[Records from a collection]
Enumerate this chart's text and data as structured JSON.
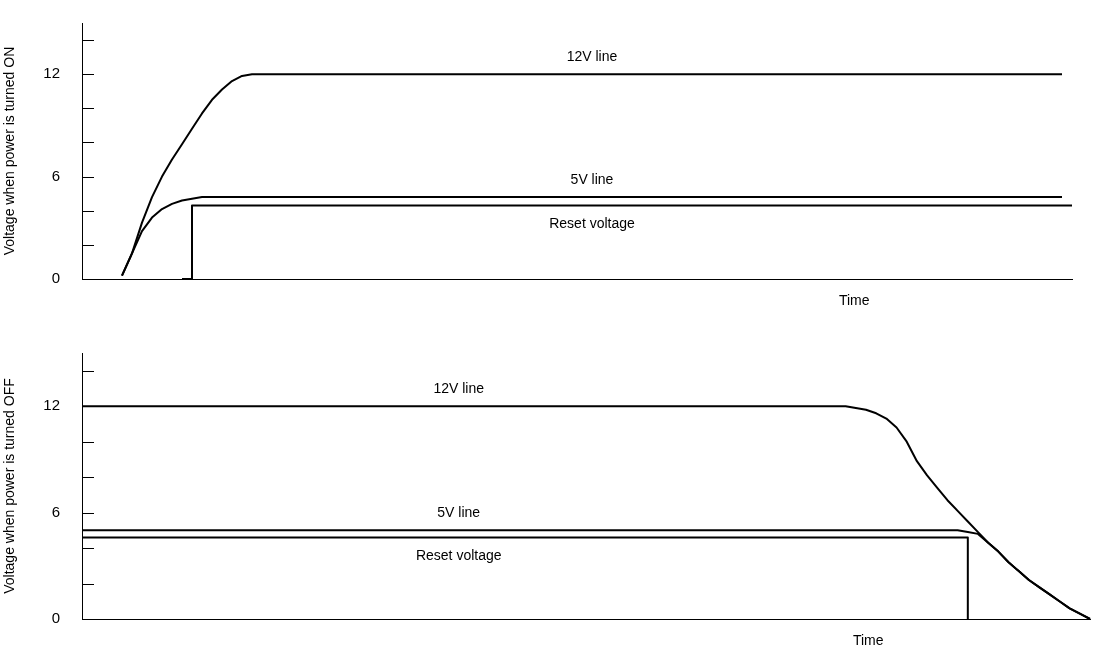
{
  "chart_data": [
    {
      "type": "line",
      "ylabel": "Voltage when power is turned ON",
      "xlabel": "Time",
      "categories": [
        null,
        null,
        null,
        null,
        null,
        null,
        null,
        null,
        null,
        null,
        null,
        null,
        null,
        null,
        null,
        null,
        null,
        null,
        null,
        null,
        null,
        null,
        null,
        null,
        null,
        null,
        null,
        null,
        null,
        null,
        null,
        null,
        null,
        null,
        null,
        null,
        null,
        null,
        null,
        null,
        null,
        null,
        null,
        null,
        null,
        null,
        null,
        null,
        null,
        null,
        null,
        null,
        null,
        null,
        null,
        null,
        null,
        null,
        null,
        null,
        null,
        null,
        null,
        null,
        null,
        null,
        null,
        null,
        null,
        null,
        null,
        null,
        null,
        null,
        null,
        null,
        null,
        null,
        null,
        null,
        null,
        null,
        null,
        null,
        null,
        null,
        null,
        null,
        null,
        null,
        null,
        null,
        null,
        null,
        null,
        null,
        null,
        null,
        null,
        null
      ],
      "ylim": [
        0,
        15
      ],
      "yticks": [
        0,
        {
          "value": 2,
          "label": null
        },
        {
          "value": 4,
          "label": null
        },
        6,
        {
          "value": 8,
          "label": null
        },
        {
          "value": 10,
          "label": null
        },
        12,
        {
          "value": 14,
          "label": null
        }
      ],
      "tick_labels": "y",
      "marker": "none",
      "series": [
        {
          "name": "12V line",
          "color": "#000000",
          "values": [
            null,
            null,
            null,
            null,
            0.2,
            1.5,
            3.3,
            4.8,
            6.0,
            7.0,
            7.9,
            8.8,
            9.7,
            10.5,
            11.1,
            11.6,
            11.9,
            12,
            12,
            12,
            12,
            12,
            12,
            12,
            12,
            12,
            12,
            12,
            12,
            12,
            12,
            12,
            12,
            12,
            12,
            12,
            12,
            12,
            12,
            12,
            12,
            12,
            12,
            12,
            12,
            12,
            12,
            12,
            12,
            12,
            12,
            12,
            12,
            12,
            12,
            12,
            12,
            12,
            12,
            12,
            12,
            12,
            12,
            12,
            12,
            12,
            12,
            12,
            12,
            12,
            12,
            12,
            12,
            12,
            12,
            12,
            12,
            12,
            12,
            12,
            12,
            12,
            12,
            12,
            12,
            12,
            12,
            12,
            12,
            12,
            12,
            12,
            12,
            12,
            12,
            12,
            12,
            12,
            12,
            null
          ]
        },
        {
          "name": "5V line",
          "color": "#000000",
          "values": [
            null,
            null,
            null,
            null,
            0.2,
            1.5,
            2.8,
            3.6,
            4.1,
            4.4,
            4.6,
            4.7,
            4.8,
            4.8,
            4.8,
            4.8,
            4.8,
            4.8,
            4.8,
            4.8,
            4.8,
            4.8,
            4.8,
            4.8,
            4.8,
            4.8,
            4.8,
            4.8,
            4.8,
            4.8,
            4.8,
            4.8,
            4.8,
            4.8,
            4.8,
            4.8,
            4.8,
            4.8,
            4.8,
            4.8,
            4.8,
            4.8,
            4.8,
            4.8,
            4.8,
            4.8,
            4.8,
            4.8,
            4.8,
            4.8,
            4.8,
            4.8,
            4.8,
            4.8,
            4.8,
            4.8,
            4.8,
            4.8,
            4.8,
            4.8,
            4.8,
            4.8,
            4.8,
            4.8,
            4.8,
            4.8,
            4.8,
            4.8,
            4.8,
            4.8,
            4.8,
            4.8,
            4.8,
            4.8,
            4.8,
            4.8,
            4.8,
            4.8,
            4.8,
            4.8,
            4.8,
            4.8,
            4.8,
            4.8,
            4.8,
            4.8,
            4.8,
            4.8,
            4.8,
            4.8,
            4.8,
            4.8,
            4.8,
            4.8,
            4.8,
            4.8,
            4.8,
            4.8,
            4.8,
            null
          ]
        },
        {
          "name": "Reset voltage",
          "type": "step",
          "color": "#000000",
          "values": [
            null,
            null,
            null,
            null,
            null,
            null,
            null,
            null,
            null,
            null,
            0,
            4.3,
            4.3,
            4.3,
            4.3,
            4.3,
            4.3,
            4.3,
            4.3,
            4.3,
            4.3,
            4.3,
            4.3,
            4.3,
            4.3,
            4.3,
            4.3,
            4.3,
            4.3,
            4.3,
            4.3,
            4.3,
            4.3,
            4.3,
            4.3,
            4.3,
            4.3,
            4.3,
            4.3,
            4.3,
            4.3,
            4.3,
            4.3,
            4.3,
            4.3,
            4.3,
            4.3,
            4.3,
            4.3,
            4.3,
            4.3,
            4.3,
            4.3,
            4.3,
            4.3,
            4.3,
            4.3,
            4.3,
            4.3,
            4.3,
            4.3,
            4.3,
            4.3,
            4.3,
            4.3,
            4.3,
            4.3,
            4.3,
            4.3,
            4.3,
            4.3,
            4.3,
            4.3,
            4.3,
            4.3,
            4.3,
            4.3,
            4.3,
            4.3,
            4.3,
            4.3,
            4.3,
            4.3,
            4.3,
            4.3,
            4.3,
            4.3,
            4.3,
            4.3,
            4.3,
            4.3,
            4.3,
            4.3,
            4.3,
            4.3,
            4.3,
            4.3,
            4.3,
            4.3,
            4.3
          ]
        }
      ]
    },
    {
      "type": "line",
      "ylabel": "Voltage when power is turned OFF",
      "xlabel": "Time",
      "categories": [
        null,
        null,
        null,
        null,
        null,
        null,
        null,
        null,
        null,
        null,
        null,
        null,
        null,
        null,
        null,
        null,
        null,
        null,
        null,
        null,
        null,
        null,
        null,
        null,
        null,
        null,
        null,
        null,
        null,
        null,
        null,
        null,
        null,
        null,
        null,
        null,
        null,
        null,
        null,
        null,
        null,
        null,
        null,
        null,
        null,
        null,
        null,
        null,
        null,
        null,
        null,
        null,
        null,
        null,
        null,
        null,
        null,
        null,
        null,
        null,
        null,
        null,
        null,
        null,
        null,
        null,
        null,
        null,
        null,
        null,
        null,
        null,
        null,
        null,
        null,
        null,
        null,
        null,
        null,
        null,
        null,
        null,
        null,
        null,
        null,
        null,
        null,
        null,
        null,
        null,
        null,
        null,
        null,
        null,
        null,
        null,
        null,
        null,
        null,
        null
      ],
      "ylim": [
        0,
        15
      ],
      "yticks": [
        0,
        {
          "value": 2,
          "label": null
        },
        {
          "value": 4,
          "label": null
        },
        6,
        {
          "value": 8,
          "label": null
        },
        {
          "value": 10,
          "label": null
        },
        12,
        {
          "value": 14,
          "label": null
        }
      ],
      "tick_labels": "y",
      "marker": "none",
      "series": [
        {
          "name": "12V line",
          "color": "#000000",
          "values": [
            12,
            12,
            12,
            12,
            12,
            12,
            12,
            12,
            12,
            12,
            12,
            12,
            12,
            12,
            12,
            12,
            12,
            12,
            12,
            12,
            12,
            12,
            12,
            12,
            12,
            12,
            12,
            12,
            12,
            12,
            12,
            12,
            12,
            12,
            12,
            12,
            12,
            12,
            12,
            12,
            12,
            12,
            12,
            12,
            12,
            12,
            12,
            12,
            12,
            12,
            12,
            12,
            12,
            12,
            12,
            12,
            12,
            12,
            12,
            12,
            12,
            12,
            12,
            12,
            12,
            12,
            12,
            12,
            12,
            12,
            12,
            12,
            12,
            12,
            12,
            12,
            11.9,
            11.8,
            11.6,
            11.3,
            10.8,
            10.0,
            8.9,
            8.1,
            7.4,
            6.7,
            6.1,
            5.5,
            4.9,
            4.3,
            3.8,
            3.2,
            2.7,
            2.2,
            1.8,
            1.4,
            1.0,
            0.6,
            0.3,
            0
          ]
        },
        {
          "name": "5V line",
          "color": "#000000",
          "values": [
            5.0,
            5.0,
            5.0,
            5.0,
            5.0,
            5.0,
            5.0,
            5.0,
            5.0,
            5.0,
            5.0,
            5.0,
            5.0,
            5.0,
            5.0,
            5.0,
            5.0,
            5.0,
            5.0,
            5.0,
            5.0,
            5.0,
            5.0,
            5.0,
            5.0,
            5.0,
            5.0,
            5.0,
            5.0,
            5.0,
            5.0,
            5.0,
            5.0,
            5.0,
            5.0,
            5.0,
            5.0,
            5.0,
            5.0,
            5.0,
            5.0,
            5.0,
            5.0,
            5.0,
            5.0,
            5.0,
            5.0,
            5.0,
            5.0,
            5.0,
            5.0,
            5.0,
            5.0,
            5.0,
            5.0,
            5.0,
            5.0,
            5.0,
            5.0,
            5.0,
            5.0,
            5.0,
            5.0,
            5.0,
            5.0,
            5.0,
            5.0,
            5.0,
            5.0,
            5.0,
            5.0,
            5.0,
            5.0,
            5.0,
            5.0,
            5.0,
            5.0,
            5.0,
            5.0,
            5.0,
            5.0,
            5.0,
            5.0,
            5.0,
            5.0,
            5.0,
            5.0,
            4.9,
            4.8,
            4.3,
            3.8,
            3.2,
            2.7,
            2.2,
            1.8,
            1.4,
            1.0,
            0.6,
            0.3,
            0
          ]
        },
        {
          "name": "Reset voltage",
          "type": "step",
          "color": "#000000",
          "values": [
            4.6,
            4.6,
            4.6,
            4.6,
            4.6,
            4.6,
            4.6,
            4.6,
            4.6,
            4.6,
            4.6,
            4.6,
            4.6,
            4.6,
            4.6,
            4.6,
            4.6,
            4.6,
            4.6,
            4.6,
            4.6,
            4.6,
            4.6,
            4.6,
            4.6,
            4.6,
            4.6,
            4.6,
            4.6,
            4.6,
            4.6,
            4.6,
            4.6,
            4.6,
            4.6,
            4.6,
            4.6,
            4.6,
            4.6,
            4.6,
            4.6,
            4.6,
            4.6,
            4.6,
            4.6,
            4.6,
            4.6,
            4.6,
            4.6,
            4.6,
            4.6,
            4.6,
            4.6,
            4.6,
            4.6,
            4.6,
            4.6,
            4.6,
            4.6,
            4.6,
            4.6,
            4.6,
            4.6,
            4.6,
            4.6,
            4.6,
            4.6,
            4.6,
            4.6,
            4.6,
            4.6,
            4.6,
            4.6,
            4.6,
            4.6,
            4.6,
            4.6,
            4.6,
            4.6,
            4.6,
            4.6,
            4.6,
            4.6,
            4.6,
            4.6,
            4.6,
            4.6,
            0,
            null,
            null,
            null,
            null,
            null,
            null,
            null,
            null,
            null,
            null,
            null,
            null
          ]
        }
      ]
    }
  ]
}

◆ **Work instructions**
Scan the listing above for the word "turned" and show each line where it is found.

◆ **Full answer**
      "ylabel": "Voltage when power is turned ON",
      "ylabel": "Voltage when power is turned OFF",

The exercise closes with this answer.